(Dataset rows about figures)
******************************

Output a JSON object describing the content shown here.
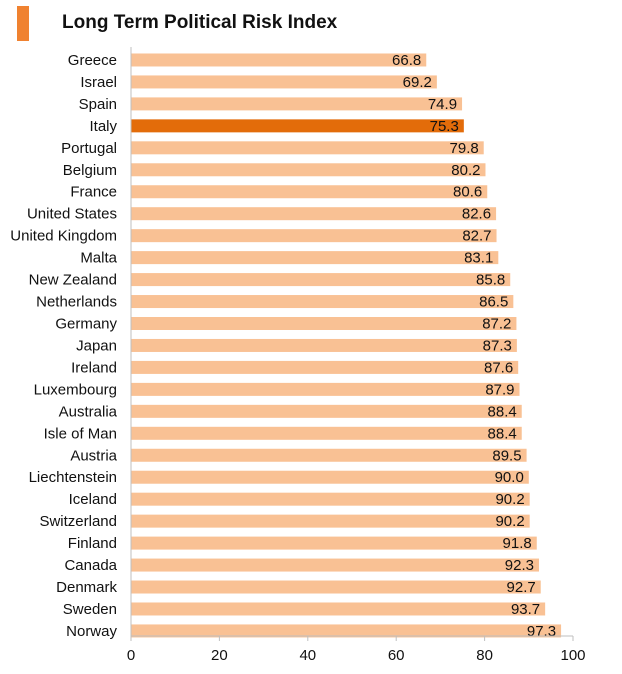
{
  "chart_data": {
    "type": "bar",
    "orientation": "horizontal",
    "title": "Long Term Political Risk Index",
    "categories": [
      "Greece",
      "Israel",
      "Spain",
      "Italy",
      "Portugal",
      "Belgium",
      "France",
      "United States",
      "United Kingdom",
      "Malta",
      "New Zealand",
      "Netherlands",
      "Germany",
      "Japan",
      "Ireland",
      "Luxembourg",
      "Australia",
      "Isle of Man",
      "Austria",
      "Liechtenstein",
      "Iceland",
      "Switzerland",
      "Finland",
      "Canada",
      "Denmark",
      "Sweden",
      "Norway"
    ],
    "values": [
      66.8,
      69.2,
      74.9,
      75.3,
      79.8,
      80.2,
      80.6,
      82.6,
      82.7,
      83.1,
      85.8,
      86.5,
      87.2,
      87.3,
      87.6,
      87.9,
      88.4,
      88.4,
      89.5,
      90.0,
      90.2,
      90.2,
      91.8,
      92.3,
      92.7,
      93.7,
      97.3
    ],
    "value_labels": [
      "66.8",
      "69.2",
      "74.9",
      "75.3",
      "79.8",
      "80.2",
      "80.6",
      "82.6",
      "82.7",
      "83.1",
      "85.8",
      "86.5",
      "87.2",
      "87.3",
      "87.6",
      "87.9",
      "88.4",
      "88.4",
      "89.5",
      "90.0",
      "90.2",
      "90.2",
      "91.8",
      "92.3",
      "92.7",
      "93.7",
      "97.3"
    ],
    "highlight": "Italy",
    "xlim": [
      0,
      100
    ],
    "xticks": [
      "0",
      "20",
      "40",
      "60",
      "80",
      "100"
    ],
    "grid": false,
    "colors": {
      "bar": "#f9c194",
      "highlight": "#e36c0a",
      "header_accent": "#f08230"
    }
  }
}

******************************

(What to work on) Every entry must be transcribed exactly. Pictures do not belong in the copy.

(Written answer)
Output a JSON object describing the content shown here.
{
  "chart_data": {
    "type": "bar",
    "orientation": "horizontal",
    "title": "Long Term Political Risk Index",
    "categories": [
      "Greece",
      "Israel",
      "Spain",
      "Italy",
      "Portugal",
      "Belgium",
      "France",
      "United States",
      "United Kingdom",
      "Malta",
      "New Zealand",
      "Netherlands",
      "Germany",
      "Japan",
      "Ireland",
      "Luxembourg",
      "Australia",
      "Isle of Man",
      "Austria",
      "Liechtenstein",
      "Iceland",
      "Switzerland",
      "Finland",
      "Canada",
      "Denmark",
      "Sweden",
      "Norway"
    ],
    "values": [
      66.8,
      69.2,
      74.9,
      75.3,
      79.8,
      80.2,
      80.6,
      82.6,
      82.7,
      83.1,
      85.8,
      86.5,
      87.2,
      87.3,
      87.6,
      87.9,
      88.4,
      88.4,
      89.5,
      90.0,
      90.2,
      90.2,
      91.8,
      92.3,
      92.7,
      93.7,
      97.3
    ],
    "value_labels": [
      "66.8",
      "69.2",
      "74.9",
      "75.3",
      "79.8",
      "80.2",
      "80.6",
      "82.6",
      "82.7",
      "83.1",
      "85.8",
      "86.5",
      "87.2",
      "87.3",
      "87.6",
      "87.9",
      "88.4",
      "88.4",
      "89.5",
      "90.0",
      "90.2",
      "90.2",
      "91.8",
      "92.3",
      "92.7",
      "93.7",
      "97.3"
    ],
    "highlight": "Italy",
    "xlim": [
      0,
      100
    ],
    "xticks": [
      "0",
      "20",
      "40",
      "60",
      "80",
      "100"
    ],
    "grid": false,
    "colors": {
      "bar": "#f9c194",
      "highlight": "#e36c0a",
      "header_accent": "#f08230"
    }
  }
}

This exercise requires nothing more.